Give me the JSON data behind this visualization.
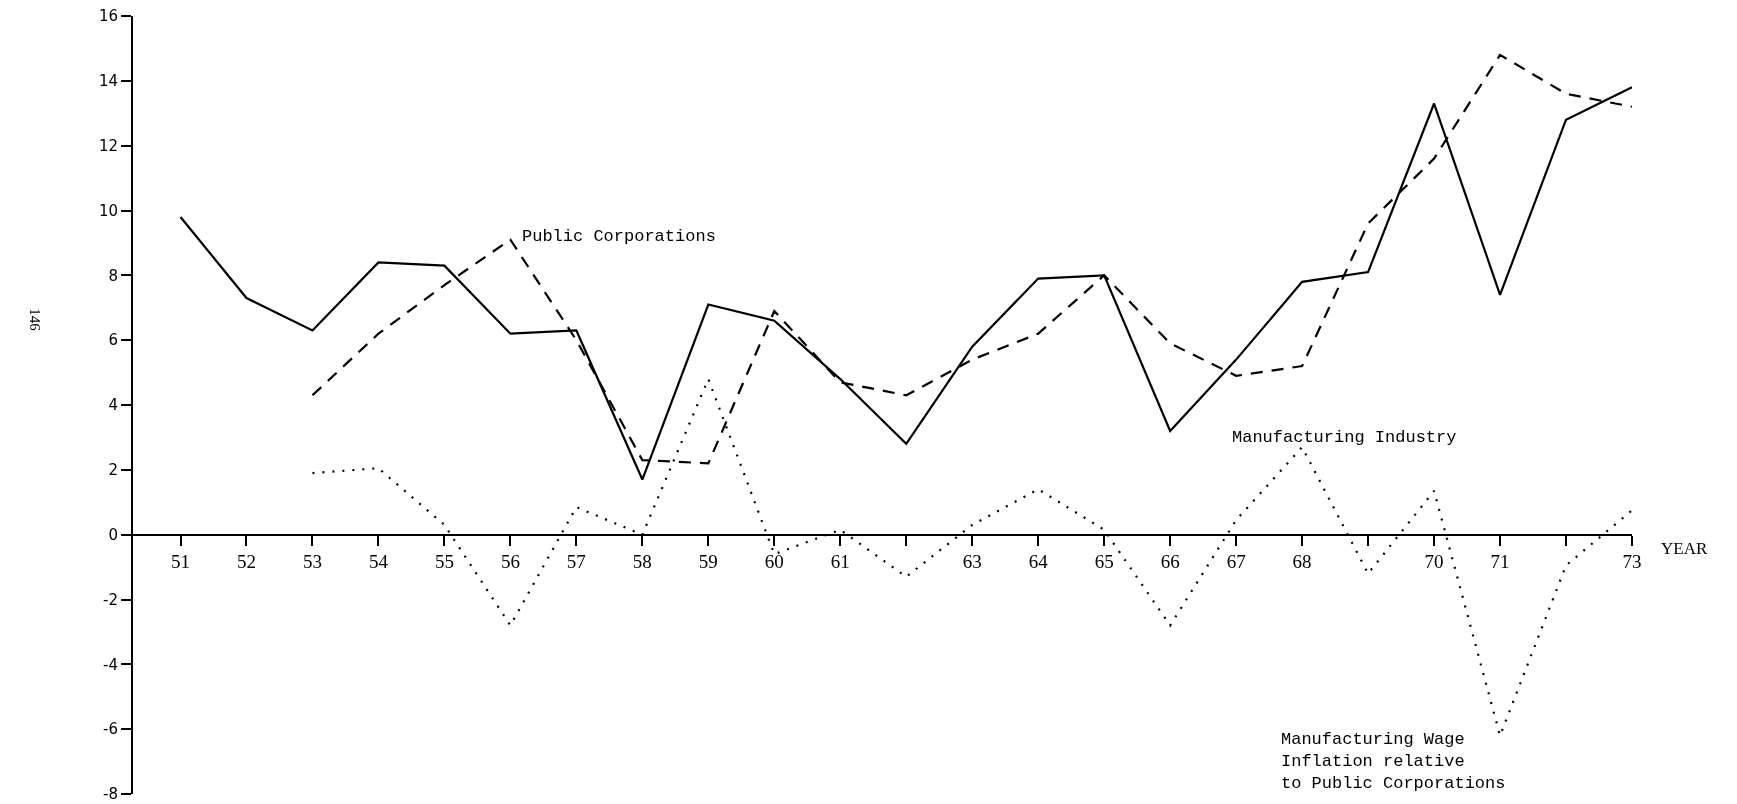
{
  "chart_data": {
    "type": "line",
    "xlabel": "YEAR",
    "x": [
      51,
      52,
      53,
      54,
      55,
      56,
      57,
      58,
      59,
      60,
      61,
      62,
      63,
      64,
      65,
      66,
      67,
      68,
      69,
      70,
      71,
      72,
      73
    ],
    "series": [
      {
        "name": "Manufacturing Industry",
        "color": "#000000",
        "line_style": "solid",
        "values": [
          9.8,
          7.3,
          6.3,
          8.4,
          8.3,
          6.2,
          6.3,
          1.7,
          7.1,
          6.6,
          4.8,
          2.8,
          5.8,
          7.9,
          8.0,
          3.2,
          5.4,
          7.8,
          8.1,
          13.3,
          7.4,
          12.8,
          13.8
        ]
      },
      {
        "name": "Public Corporations",
        "color": "#000000",
        "line_style": "dashed",
        "values": [
          null,
          null,
          4.3,
          6.2,
          7.7,
          9.1,
          6.0,
          2.3,
          2.2,
          6.9,
          4.7,
          4.3,
          5.4,
          6.2,
          8.0,
          5.9,
          4.9,
          5.2,
          9.6,
          11.6,
          14.8,
          13.6,
          13.2
        ]
      },
      {
        "name": "Manufacturing Wage Inflation relative to Public Corporations",
        "color": "#000000",
        "line_style": "dotted",
        "values": [
          null,
          null,
          1.9,
          2.05,
          0.3,
          -2.8,
          0.85,
          0,
          4.8,
          -0.6,
          0.15,
          -1.3,
          0.3,
          1.4,
          0.15,
          -2.8,
          0.45,
          2.7,
          -1.2,
          1.35,
          -6.2,
          -0.95,
          0.75
        ]
      }
    ],
    "xlim": [
      50.28,
      73
    ],
    "xticks": [
      51,
      52,
      53,
      54,
      55,
      56,
      57,
      58,
      59,
      60,
      61,
      {
        "value": 62,
        "label": null
      },
      63,
      64,
      65,
      66,
      67,
      68,
      {
        "value": 69,
        "label": null
      },
      70,
      71,
      {
        "value": 72,
        "label": null
      },
      73
    ],
    "ylim": [
      -8,
      16
    ],
    "yticks": [
      -8,
      -6,
      -4,
      -2,
      0,
      2,
      4,
      6,
      8,
      10,
      12,
      14,
      16
    ],
    "annotations": [
      "146"
    ],
    "grid": false,
    "legend": false,
    "marker": "none"
  }
}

Problem requirements —
Set down the complete material exactly, but do not include the images.

Task response —
Give me the JSON data behind this visualization.
{
  "chart_data": {
    "type": "line",
    "xlabel": "YEAR",
    "x": [
      51,
      52,
      53,
      54,
      55,
      56,
      57,
      58,
      59,
      60,
      61,
      62,
      63,
      64,
      65,
      66,
      67,
      68,
      69,
      70,
      71,
      72,
      73
    ],
    "series": [
      {
        "name": "Manufacturing Industry",
        "color": "#000000",
        "line_style": "solid",
        "values": [
          9.8,
          7.3,
          6.3,
          8.4,
          8.3,
          6.2,
          6.3,
          1.7,
          7.1,
          6.6,
          4.8,
          2.8,
          5.8,
          7.9,
          8.0,
          3.2,
          5.4,
          7.8,
          8.1,
          13.3,
          7.4,
          12.8,
          13.8
        ]
      },
      {
        "name": "Public Corporations",
        "color": "#000000",
        "line_style": "dashed",
        "values": [
          null,
          null,
          4.3,
          6.2,
          7.7,
          9.1,
          6.0,
          2.3,
          2.2,
          6.9,
          4.7,
          4.3,
          5.4,
          6.2,
          8.0,
          5.9,
          4.9,
          5.2,
          9.6,
          11.6,
          14.8,
          13.6,
          13.2
        ]
      },
      {
        "name": "Manufacturing Wage Inflation relative to Public Corporations",
        "color": "#000000",
        "line_style": "dotted",
        "values": [
          null,
          null,
          1.9,
          2.05,
          0.3,
          -2.8,
          0.85,
          0,
          4.8,
          -0.6,
          0.15,
          -1.3,
          0.3,
          1.4,
          0.15,
          -2.8,
          0.45,
          2.7,
          -1.2,
          1.35,
          -6.2,
          -0.95,
          0.75
        ]
      }
    ],
    "xlim": [
      50.28,
      73
    ],
    "xticks": [
      51,
      52,
      53,
      54,
      55,
      56,
      57,
      58,
      59,
      60,
      61,
      {
        "value": 62,
        "label": null
      },
      63,
      64,
      65,
      66,
      67,
      68,
      {
        "value": 69,
        "label": null
      },
      70,
      71,
      {
        "value": 72,
        "label": null
      },
      73
    ],
    "ylim": [
      -8,
      16
    ],
    "yticks": [
      -8,
      -6,
      -4,
      -2,
      0,
      2,
      4,
      6,
      8,
      10,
      12,
      14,
      16
    ],
    "annotations": [
      "146"
    ],
    "grid": false,
    "legend": false,
    "marker": "none"
  }
}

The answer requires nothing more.